DIRECTIONS: Go through the lines below. Copy those with "camtasia".

»»

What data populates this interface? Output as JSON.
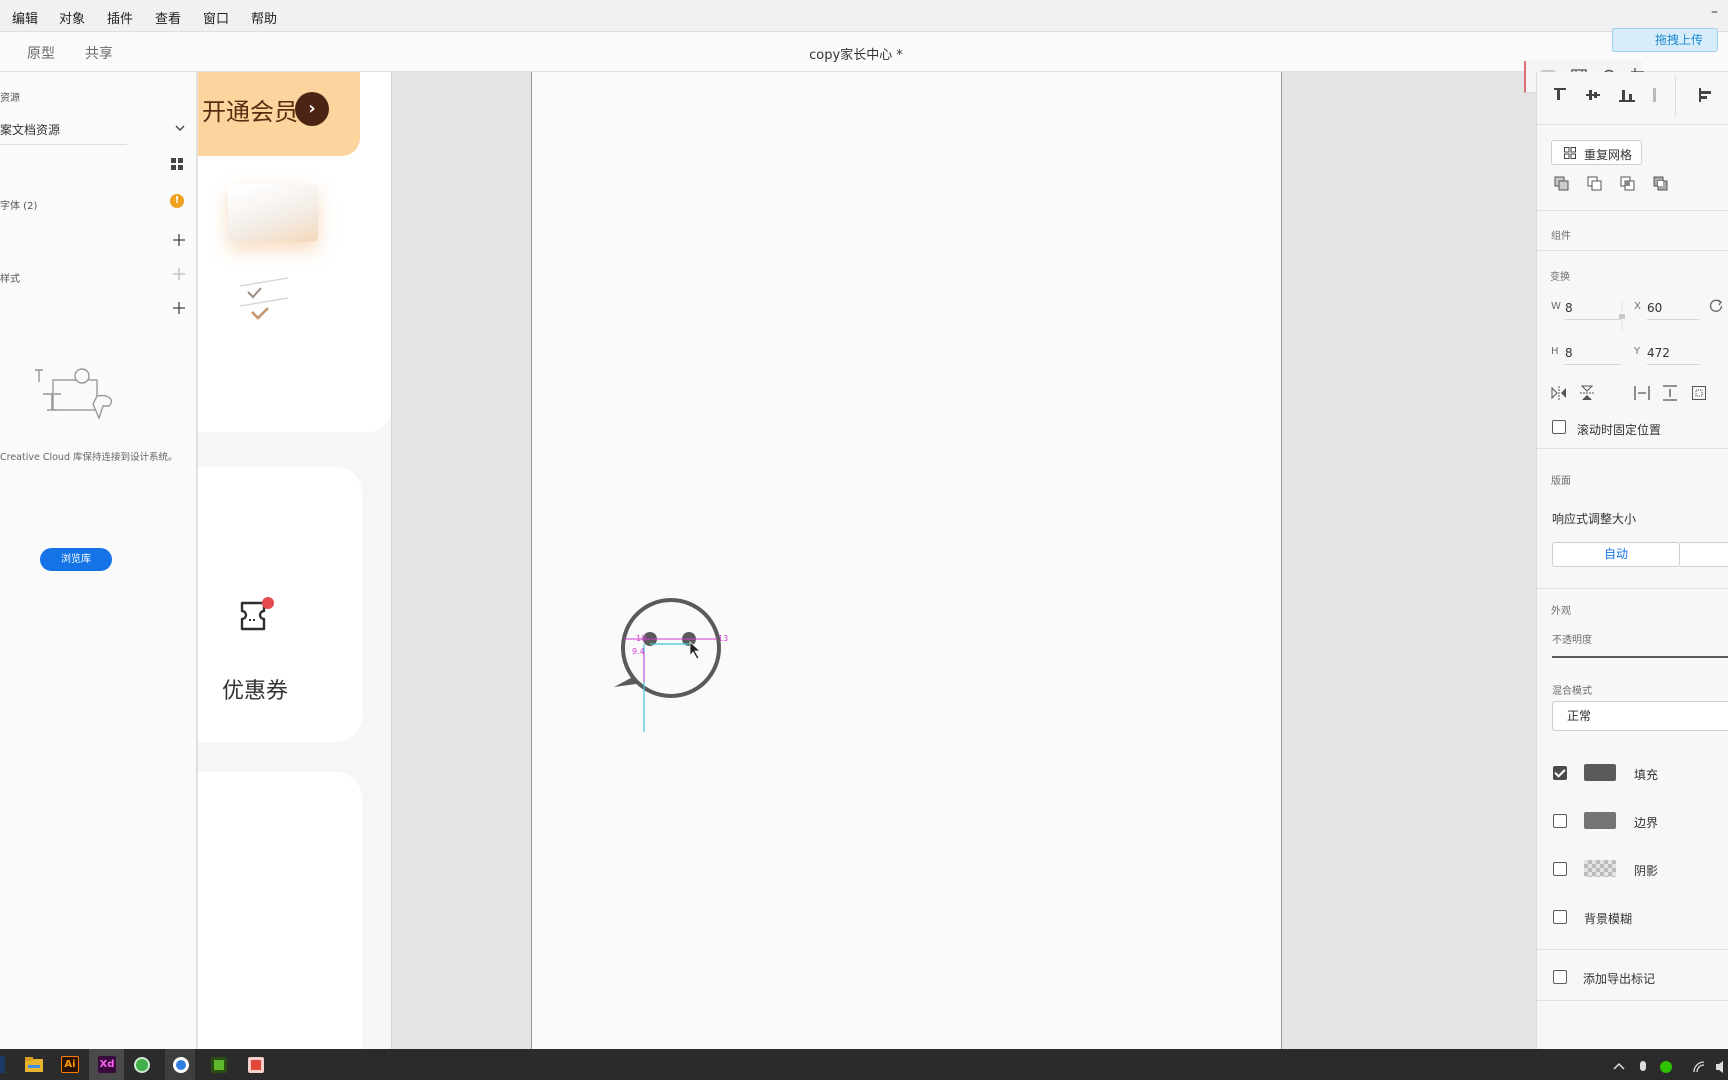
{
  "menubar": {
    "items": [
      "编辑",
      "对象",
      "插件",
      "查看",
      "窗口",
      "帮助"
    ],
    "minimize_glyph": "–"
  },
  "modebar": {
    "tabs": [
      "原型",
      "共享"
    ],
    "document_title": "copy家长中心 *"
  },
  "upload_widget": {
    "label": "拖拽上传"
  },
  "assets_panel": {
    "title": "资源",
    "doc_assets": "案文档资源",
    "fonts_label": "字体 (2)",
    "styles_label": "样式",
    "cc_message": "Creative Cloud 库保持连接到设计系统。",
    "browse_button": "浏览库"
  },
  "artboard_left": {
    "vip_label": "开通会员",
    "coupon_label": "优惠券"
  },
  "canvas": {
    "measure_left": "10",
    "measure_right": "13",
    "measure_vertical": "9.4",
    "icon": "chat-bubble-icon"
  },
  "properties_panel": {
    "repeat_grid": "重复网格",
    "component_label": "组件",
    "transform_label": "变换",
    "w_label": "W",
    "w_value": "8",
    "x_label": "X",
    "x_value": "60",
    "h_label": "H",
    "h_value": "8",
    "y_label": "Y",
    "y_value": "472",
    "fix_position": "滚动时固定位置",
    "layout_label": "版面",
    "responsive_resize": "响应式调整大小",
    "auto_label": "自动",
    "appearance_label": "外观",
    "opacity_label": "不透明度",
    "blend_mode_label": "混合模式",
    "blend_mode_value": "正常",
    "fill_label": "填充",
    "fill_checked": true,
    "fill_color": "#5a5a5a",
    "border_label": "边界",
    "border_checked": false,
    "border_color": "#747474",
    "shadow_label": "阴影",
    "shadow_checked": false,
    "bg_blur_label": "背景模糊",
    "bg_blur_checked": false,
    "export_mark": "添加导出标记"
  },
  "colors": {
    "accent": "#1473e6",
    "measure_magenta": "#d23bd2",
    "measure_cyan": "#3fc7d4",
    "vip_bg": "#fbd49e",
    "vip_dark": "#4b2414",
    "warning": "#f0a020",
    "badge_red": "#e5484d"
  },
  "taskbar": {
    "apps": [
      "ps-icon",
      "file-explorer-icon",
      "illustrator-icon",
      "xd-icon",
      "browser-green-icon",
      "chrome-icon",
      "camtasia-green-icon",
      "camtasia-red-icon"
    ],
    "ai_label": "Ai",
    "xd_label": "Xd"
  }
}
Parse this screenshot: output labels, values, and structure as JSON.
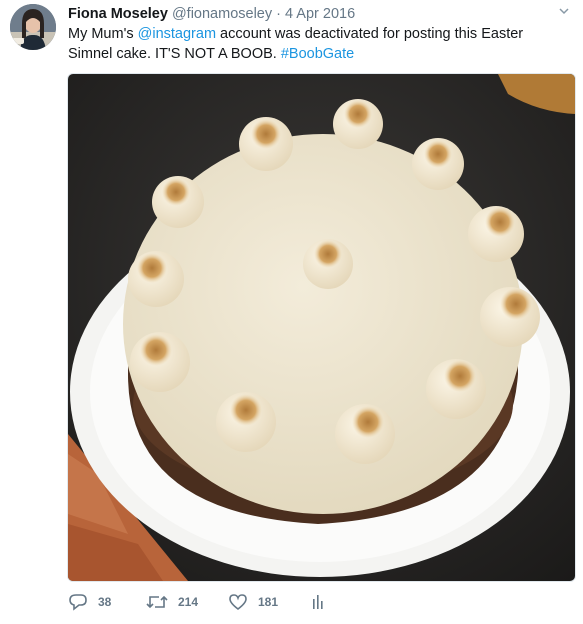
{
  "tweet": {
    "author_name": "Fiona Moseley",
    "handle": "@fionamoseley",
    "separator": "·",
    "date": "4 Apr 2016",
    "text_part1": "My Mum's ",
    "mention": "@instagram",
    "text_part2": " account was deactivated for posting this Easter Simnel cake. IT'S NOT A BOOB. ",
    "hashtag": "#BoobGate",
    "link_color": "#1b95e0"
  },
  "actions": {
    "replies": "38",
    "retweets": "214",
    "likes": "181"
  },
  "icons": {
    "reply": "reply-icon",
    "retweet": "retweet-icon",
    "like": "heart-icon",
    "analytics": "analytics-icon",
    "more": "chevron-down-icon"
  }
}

««
»»

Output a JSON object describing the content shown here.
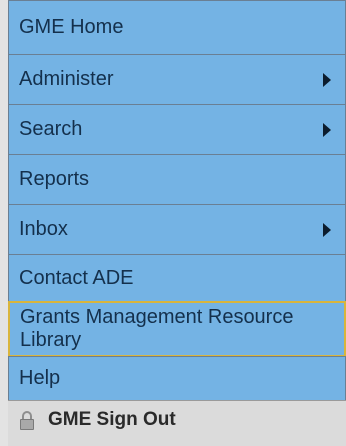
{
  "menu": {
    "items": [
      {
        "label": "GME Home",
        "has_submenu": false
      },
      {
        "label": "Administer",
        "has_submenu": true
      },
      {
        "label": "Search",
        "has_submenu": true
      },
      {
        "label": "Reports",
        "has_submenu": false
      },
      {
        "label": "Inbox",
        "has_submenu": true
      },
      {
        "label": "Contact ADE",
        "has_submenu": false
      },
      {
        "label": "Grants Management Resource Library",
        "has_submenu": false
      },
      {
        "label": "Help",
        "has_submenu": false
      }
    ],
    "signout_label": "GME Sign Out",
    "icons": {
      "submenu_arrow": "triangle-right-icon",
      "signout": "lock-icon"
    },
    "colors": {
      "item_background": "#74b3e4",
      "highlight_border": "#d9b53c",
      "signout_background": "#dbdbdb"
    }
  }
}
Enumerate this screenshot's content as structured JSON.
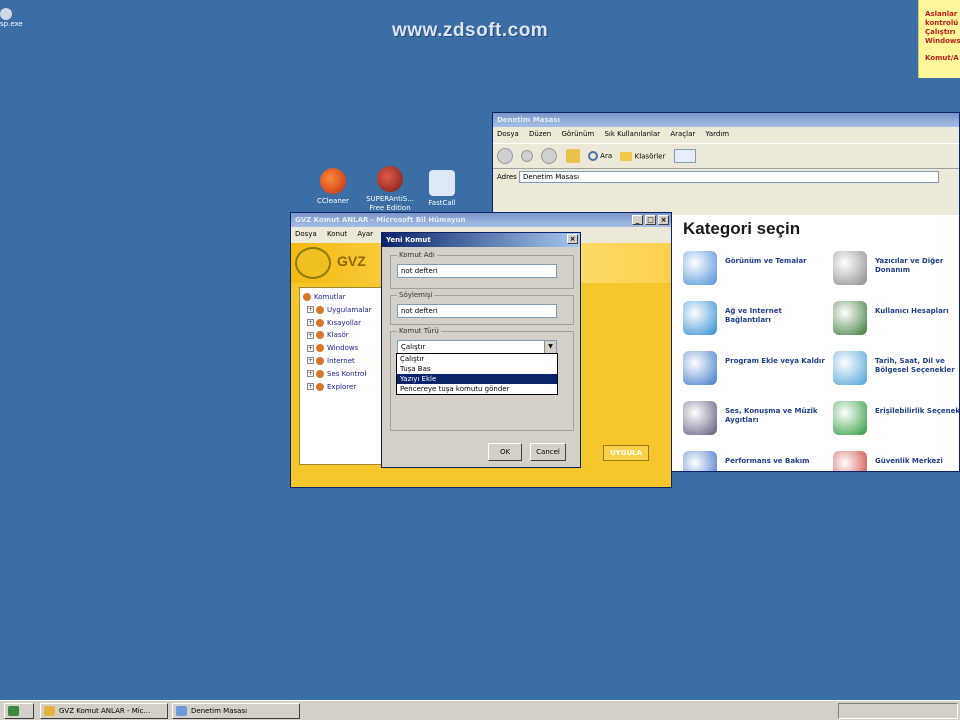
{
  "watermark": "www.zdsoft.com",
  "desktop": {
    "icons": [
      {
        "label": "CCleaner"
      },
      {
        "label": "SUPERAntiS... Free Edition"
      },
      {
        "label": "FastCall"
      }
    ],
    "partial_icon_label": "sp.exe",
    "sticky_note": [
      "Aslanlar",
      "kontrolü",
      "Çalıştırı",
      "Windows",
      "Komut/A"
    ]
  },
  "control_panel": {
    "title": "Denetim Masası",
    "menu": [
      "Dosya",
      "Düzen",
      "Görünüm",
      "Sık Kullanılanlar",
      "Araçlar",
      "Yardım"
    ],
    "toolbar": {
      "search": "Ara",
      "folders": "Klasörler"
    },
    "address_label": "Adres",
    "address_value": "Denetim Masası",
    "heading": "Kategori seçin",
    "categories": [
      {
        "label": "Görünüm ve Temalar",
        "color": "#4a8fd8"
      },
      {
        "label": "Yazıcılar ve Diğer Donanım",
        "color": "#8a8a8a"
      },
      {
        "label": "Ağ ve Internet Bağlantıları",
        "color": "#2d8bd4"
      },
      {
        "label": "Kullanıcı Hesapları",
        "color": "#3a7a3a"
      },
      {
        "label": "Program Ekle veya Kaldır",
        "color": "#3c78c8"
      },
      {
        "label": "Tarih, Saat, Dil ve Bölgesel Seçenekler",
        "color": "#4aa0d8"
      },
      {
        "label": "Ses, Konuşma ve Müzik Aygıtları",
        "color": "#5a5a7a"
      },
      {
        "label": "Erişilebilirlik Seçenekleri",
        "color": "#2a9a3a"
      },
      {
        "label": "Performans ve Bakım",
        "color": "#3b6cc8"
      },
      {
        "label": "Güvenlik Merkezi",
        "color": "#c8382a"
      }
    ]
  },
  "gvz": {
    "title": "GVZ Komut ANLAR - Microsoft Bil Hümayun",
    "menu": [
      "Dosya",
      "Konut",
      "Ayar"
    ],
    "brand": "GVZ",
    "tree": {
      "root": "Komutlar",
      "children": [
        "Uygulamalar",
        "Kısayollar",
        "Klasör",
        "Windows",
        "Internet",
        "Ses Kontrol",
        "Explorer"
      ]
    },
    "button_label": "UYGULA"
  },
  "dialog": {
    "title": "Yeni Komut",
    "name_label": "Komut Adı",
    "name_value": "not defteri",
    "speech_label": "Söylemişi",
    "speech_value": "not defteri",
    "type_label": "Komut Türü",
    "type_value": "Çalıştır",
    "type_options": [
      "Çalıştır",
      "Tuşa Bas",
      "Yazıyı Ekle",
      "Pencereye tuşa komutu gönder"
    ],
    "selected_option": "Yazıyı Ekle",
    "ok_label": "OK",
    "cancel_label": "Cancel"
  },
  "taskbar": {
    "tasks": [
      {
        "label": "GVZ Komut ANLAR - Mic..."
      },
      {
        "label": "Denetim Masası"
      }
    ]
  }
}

««
»»

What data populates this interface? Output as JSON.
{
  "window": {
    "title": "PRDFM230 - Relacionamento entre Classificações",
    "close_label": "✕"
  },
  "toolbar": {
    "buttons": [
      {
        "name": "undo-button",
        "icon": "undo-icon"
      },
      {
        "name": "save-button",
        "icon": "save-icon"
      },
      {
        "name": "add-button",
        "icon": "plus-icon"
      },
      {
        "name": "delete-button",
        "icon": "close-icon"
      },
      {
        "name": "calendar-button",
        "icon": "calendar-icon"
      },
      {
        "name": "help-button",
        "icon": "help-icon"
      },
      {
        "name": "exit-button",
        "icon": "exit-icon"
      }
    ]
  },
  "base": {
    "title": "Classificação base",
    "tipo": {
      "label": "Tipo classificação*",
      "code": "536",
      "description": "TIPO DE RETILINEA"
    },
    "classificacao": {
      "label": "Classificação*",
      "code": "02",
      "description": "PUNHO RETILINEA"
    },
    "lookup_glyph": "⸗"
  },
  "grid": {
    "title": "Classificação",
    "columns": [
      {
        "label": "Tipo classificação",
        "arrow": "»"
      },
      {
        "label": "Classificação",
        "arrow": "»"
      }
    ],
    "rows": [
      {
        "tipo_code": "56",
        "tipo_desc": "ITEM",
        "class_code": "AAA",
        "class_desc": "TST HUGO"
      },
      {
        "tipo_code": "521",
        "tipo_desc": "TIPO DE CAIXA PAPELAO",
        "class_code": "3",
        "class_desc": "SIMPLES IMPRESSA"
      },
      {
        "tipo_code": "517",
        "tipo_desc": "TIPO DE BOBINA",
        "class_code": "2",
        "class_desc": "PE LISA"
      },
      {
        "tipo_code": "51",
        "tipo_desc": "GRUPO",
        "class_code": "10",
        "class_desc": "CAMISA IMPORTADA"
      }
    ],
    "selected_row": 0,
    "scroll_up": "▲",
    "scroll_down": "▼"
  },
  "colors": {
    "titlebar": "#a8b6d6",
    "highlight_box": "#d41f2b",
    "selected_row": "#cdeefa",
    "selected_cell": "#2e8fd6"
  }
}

««

FINAL RESULT:
      "camtasia-green-icon",
      "camtasia-red-icon"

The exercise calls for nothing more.